**The input**

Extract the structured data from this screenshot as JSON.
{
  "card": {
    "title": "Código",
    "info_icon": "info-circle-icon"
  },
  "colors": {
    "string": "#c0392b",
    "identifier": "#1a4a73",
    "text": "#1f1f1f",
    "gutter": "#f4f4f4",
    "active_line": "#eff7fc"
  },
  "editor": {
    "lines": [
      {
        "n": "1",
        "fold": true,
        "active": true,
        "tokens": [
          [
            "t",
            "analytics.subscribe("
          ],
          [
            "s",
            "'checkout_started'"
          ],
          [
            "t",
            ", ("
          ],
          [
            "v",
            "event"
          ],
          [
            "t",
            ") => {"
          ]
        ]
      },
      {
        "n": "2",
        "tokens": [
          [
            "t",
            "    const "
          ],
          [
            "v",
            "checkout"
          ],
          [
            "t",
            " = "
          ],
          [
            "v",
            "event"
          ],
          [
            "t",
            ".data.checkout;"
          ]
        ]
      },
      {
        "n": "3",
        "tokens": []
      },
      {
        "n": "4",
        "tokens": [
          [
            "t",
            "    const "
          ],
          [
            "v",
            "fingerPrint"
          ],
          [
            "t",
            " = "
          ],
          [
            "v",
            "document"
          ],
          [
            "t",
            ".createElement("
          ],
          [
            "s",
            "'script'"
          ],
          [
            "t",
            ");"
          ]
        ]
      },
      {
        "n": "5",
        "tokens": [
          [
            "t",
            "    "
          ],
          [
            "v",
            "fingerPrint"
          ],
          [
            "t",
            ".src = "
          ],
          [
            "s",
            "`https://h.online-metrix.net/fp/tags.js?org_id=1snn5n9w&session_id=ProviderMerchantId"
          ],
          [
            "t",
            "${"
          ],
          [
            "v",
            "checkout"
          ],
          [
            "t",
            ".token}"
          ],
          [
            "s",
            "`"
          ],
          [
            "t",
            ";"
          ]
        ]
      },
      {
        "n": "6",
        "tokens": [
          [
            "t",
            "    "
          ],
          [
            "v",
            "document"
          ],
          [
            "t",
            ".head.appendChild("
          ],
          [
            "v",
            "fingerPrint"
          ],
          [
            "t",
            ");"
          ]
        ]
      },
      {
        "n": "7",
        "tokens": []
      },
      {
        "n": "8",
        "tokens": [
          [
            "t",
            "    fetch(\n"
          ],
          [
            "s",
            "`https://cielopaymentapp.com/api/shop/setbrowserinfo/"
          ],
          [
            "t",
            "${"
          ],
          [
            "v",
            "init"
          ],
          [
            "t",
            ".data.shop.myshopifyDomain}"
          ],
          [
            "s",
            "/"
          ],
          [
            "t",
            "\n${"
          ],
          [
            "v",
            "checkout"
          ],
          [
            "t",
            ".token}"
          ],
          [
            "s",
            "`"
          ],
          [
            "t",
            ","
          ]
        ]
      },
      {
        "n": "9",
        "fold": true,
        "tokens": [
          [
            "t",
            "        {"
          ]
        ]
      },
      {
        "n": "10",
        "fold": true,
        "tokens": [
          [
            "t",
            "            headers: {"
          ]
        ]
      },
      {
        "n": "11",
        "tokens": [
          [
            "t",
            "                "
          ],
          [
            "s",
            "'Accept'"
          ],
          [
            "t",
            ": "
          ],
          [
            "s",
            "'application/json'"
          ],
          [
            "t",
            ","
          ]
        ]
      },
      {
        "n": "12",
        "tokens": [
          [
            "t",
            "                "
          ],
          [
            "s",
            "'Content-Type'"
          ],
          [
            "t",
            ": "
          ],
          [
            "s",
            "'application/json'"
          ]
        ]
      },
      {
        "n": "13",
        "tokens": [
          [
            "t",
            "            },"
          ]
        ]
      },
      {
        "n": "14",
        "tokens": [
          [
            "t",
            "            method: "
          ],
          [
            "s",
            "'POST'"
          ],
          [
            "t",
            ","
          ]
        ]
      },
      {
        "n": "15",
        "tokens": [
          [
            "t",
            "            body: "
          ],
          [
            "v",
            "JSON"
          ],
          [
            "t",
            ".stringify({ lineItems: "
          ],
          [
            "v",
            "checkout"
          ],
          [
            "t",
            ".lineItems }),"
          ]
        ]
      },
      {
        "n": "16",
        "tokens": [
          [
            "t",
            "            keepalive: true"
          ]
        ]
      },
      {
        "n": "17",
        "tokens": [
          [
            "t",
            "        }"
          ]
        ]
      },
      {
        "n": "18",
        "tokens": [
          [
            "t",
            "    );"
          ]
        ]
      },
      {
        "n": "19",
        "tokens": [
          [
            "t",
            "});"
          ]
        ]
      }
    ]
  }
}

---

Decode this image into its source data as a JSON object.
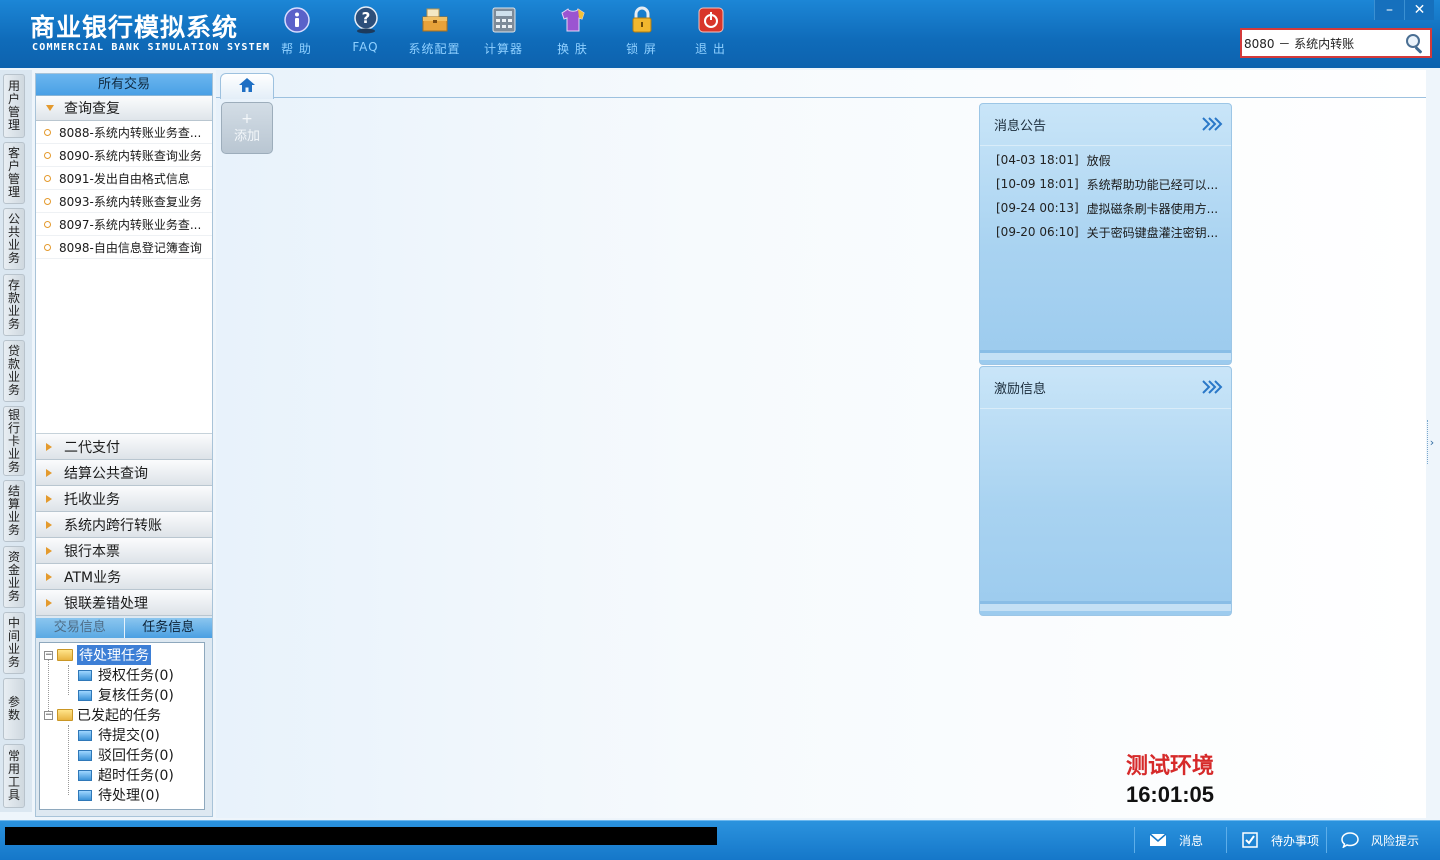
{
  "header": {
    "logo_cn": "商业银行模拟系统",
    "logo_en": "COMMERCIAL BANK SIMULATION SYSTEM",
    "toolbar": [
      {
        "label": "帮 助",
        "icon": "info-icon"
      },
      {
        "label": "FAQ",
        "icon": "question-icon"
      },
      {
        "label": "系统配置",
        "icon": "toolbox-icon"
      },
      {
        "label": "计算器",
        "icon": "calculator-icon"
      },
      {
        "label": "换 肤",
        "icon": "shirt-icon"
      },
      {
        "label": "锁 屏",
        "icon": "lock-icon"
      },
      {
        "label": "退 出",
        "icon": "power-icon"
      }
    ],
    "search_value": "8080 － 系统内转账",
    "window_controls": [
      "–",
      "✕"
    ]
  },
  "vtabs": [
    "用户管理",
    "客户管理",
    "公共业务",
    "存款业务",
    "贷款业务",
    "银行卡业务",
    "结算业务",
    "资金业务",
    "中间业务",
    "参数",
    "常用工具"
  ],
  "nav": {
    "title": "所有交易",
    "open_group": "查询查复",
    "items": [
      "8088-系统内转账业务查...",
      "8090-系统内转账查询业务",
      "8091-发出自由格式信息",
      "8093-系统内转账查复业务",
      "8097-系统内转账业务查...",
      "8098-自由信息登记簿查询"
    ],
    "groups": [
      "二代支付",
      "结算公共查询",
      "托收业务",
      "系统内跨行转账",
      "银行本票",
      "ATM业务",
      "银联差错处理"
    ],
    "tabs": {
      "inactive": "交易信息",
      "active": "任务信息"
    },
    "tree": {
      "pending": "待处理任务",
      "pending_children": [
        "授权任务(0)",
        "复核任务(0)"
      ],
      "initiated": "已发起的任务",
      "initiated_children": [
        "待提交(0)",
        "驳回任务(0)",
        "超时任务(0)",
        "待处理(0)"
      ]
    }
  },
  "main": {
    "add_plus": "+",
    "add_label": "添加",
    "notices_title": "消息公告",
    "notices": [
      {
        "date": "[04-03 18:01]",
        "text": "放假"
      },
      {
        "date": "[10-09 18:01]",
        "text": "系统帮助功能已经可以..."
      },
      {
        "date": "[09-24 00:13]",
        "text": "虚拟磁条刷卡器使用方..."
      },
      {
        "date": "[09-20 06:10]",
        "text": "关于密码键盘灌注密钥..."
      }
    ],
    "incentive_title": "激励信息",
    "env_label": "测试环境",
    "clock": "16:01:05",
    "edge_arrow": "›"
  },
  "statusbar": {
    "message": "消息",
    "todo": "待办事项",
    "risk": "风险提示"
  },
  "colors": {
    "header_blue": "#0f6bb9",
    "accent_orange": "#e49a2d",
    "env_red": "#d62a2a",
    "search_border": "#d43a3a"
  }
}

--

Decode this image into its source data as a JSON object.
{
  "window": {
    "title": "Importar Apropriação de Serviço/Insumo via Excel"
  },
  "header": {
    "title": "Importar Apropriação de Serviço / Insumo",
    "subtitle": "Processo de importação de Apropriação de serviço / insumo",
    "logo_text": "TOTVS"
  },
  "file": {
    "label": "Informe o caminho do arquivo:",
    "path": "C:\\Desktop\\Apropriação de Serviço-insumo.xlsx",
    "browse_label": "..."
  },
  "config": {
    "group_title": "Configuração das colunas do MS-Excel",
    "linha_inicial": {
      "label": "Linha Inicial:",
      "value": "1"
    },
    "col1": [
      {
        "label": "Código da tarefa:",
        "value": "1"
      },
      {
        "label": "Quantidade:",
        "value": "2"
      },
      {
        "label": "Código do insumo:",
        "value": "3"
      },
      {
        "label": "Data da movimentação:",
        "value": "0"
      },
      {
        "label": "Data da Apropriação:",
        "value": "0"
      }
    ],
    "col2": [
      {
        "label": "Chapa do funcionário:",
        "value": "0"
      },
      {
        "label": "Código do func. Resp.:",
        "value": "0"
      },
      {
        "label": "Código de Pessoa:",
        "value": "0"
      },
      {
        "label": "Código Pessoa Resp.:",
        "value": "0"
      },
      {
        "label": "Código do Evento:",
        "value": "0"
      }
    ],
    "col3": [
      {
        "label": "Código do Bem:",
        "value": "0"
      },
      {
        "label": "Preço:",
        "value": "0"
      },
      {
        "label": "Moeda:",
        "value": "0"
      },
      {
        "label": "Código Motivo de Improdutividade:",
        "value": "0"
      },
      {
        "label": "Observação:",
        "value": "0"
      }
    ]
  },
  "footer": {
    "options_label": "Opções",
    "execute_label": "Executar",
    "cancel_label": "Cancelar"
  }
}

**Task description**
Of all the lines in the entries, how many contain the word "icon"? Give only the number.

**Completed task**
8